- Work instructions
Pull out all lines from the listing below in which the word "selected" appears.

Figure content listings
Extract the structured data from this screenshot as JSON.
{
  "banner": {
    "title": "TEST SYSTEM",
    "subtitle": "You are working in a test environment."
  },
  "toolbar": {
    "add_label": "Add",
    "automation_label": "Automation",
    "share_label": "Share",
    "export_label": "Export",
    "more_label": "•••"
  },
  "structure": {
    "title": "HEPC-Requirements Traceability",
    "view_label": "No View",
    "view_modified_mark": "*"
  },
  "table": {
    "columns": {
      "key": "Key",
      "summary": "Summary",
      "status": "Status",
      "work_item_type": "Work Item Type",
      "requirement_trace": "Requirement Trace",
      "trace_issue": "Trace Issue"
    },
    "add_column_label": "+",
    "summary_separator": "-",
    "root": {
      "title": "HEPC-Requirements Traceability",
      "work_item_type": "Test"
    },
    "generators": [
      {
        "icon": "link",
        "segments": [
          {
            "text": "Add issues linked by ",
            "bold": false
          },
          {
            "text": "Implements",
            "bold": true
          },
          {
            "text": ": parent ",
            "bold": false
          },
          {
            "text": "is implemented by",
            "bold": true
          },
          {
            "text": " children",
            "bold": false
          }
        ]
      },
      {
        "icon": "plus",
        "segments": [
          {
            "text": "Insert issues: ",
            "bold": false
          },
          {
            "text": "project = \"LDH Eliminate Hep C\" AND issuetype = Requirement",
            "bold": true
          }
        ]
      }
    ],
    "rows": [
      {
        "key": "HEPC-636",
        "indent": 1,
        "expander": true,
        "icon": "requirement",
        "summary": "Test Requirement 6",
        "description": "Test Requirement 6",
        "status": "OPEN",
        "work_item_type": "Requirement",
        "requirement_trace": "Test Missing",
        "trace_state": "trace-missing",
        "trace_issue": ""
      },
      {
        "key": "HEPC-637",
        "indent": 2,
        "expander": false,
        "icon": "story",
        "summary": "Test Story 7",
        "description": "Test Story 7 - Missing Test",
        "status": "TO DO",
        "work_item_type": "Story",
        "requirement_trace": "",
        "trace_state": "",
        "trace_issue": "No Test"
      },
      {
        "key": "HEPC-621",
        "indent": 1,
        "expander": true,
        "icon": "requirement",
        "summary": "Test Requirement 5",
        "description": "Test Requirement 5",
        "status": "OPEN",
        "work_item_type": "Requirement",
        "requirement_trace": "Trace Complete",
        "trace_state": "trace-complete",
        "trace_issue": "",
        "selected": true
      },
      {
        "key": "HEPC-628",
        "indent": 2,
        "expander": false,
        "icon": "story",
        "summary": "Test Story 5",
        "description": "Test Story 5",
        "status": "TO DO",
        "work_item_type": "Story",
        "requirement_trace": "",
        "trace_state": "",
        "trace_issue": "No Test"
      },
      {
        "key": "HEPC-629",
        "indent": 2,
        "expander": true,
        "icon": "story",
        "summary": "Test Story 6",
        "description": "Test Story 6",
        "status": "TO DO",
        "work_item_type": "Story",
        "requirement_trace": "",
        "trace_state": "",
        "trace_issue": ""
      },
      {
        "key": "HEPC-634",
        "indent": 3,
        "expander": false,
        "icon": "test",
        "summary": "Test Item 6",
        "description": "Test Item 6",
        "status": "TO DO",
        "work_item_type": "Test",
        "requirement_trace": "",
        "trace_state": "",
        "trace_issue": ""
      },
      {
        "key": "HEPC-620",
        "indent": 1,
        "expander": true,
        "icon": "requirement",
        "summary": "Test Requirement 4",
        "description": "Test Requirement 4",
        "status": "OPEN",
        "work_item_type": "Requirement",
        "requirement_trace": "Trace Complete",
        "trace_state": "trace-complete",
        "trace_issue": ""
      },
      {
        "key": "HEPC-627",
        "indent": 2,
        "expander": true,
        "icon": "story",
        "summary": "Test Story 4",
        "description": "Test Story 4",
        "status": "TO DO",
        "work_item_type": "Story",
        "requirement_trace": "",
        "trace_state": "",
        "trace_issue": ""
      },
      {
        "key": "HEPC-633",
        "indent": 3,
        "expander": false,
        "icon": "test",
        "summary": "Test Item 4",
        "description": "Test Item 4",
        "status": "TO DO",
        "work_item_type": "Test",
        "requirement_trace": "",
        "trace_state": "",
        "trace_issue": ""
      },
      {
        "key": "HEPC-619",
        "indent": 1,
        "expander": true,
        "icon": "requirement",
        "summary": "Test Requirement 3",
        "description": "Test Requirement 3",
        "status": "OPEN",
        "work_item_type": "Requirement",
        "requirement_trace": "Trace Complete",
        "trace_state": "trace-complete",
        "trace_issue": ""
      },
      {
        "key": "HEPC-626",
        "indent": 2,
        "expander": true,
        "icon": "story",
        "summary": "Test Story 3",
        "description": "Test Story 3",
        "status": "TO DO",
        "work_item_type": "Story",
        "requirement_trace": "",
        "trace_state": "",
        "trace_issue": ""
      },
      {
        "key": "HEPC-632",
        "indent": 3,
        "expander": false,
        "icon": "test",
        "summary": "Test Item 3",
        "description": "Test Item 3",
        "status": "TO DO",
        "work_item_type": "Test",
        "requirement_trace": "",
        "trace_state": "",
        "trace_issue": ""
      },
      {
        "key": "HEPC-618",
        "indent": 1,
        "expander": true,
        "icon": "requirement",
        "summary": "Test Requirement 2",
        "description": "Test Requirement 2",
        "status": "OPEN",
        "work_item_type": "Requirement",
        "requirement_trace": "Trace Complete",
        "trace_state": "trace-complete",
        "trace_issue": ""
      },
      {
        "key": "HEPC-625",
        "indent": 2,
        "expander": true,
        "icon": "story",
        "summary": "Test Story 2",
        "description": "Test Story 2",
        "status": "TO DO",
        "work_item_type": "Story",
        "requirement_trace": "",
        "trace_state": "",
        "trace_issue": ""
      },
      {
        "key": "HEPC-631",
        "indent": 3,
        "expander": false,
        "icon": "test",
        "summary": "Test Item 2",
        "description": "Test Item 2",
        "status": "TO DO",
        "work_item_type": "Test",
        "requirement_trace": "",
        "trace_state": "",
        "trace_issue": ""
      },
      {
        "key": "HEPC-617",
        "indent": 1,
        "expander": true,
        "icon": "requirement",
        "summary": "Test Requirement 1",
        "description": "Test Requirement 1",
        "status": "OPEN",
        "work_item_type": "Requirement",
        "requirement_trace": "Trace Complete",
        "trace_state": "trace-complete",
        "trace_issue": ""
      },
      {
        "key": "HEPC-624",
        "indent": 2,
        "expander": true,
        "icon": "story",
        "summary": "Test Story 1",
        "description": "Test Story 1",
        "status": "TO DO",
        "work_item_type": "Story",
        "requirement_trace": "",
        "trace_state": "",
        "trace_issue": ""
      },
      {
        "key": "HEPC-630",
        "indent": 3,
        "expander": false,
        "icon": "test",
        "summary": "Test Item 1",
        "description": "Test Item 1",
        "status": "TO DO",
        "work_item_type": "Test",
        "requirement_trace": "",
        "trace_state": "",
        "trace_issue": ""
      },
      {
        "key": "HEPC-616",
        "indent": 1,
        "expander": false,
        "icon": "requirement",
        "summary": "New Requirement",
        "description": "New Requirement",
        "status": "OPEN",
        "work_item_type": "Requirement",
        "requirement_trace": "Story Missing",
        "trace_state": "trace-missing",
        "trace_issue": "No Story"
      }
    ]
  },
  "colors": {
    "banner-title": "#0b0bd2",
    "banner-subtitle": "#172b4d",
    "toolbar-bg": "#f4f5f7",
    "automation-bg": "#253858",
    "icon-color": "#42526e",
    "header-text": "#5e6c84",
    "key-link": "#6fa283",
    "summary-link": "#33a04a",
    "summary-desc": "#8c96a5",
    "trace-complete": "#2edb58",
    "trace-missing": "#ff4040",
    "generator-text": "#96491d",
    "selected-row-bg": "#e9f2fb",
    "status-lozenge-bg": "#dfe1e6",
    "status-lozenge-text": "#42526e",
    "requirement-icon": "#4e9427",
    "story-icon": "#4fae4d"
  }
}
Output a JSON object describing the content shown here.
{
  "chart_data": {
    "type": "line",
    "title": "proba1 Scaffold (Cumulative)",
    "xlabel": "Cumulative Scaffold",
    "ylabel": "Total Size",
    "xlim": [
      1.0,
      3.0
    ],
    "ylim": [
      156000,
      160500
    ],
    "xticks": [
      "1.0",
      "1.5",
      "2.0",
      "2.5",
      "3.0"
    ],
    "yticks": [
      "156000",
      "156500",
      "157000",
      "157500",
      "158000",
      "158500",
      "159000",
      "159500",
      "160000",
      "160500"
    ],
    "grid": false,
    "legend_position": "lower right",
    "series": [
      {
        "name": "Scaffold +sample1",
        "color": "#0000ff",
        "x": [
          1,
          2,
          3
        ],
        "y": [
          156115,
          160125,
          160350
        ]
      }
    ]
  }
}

- Written response
        "selected": true
    "selected-row-bg": "#e9f2fb",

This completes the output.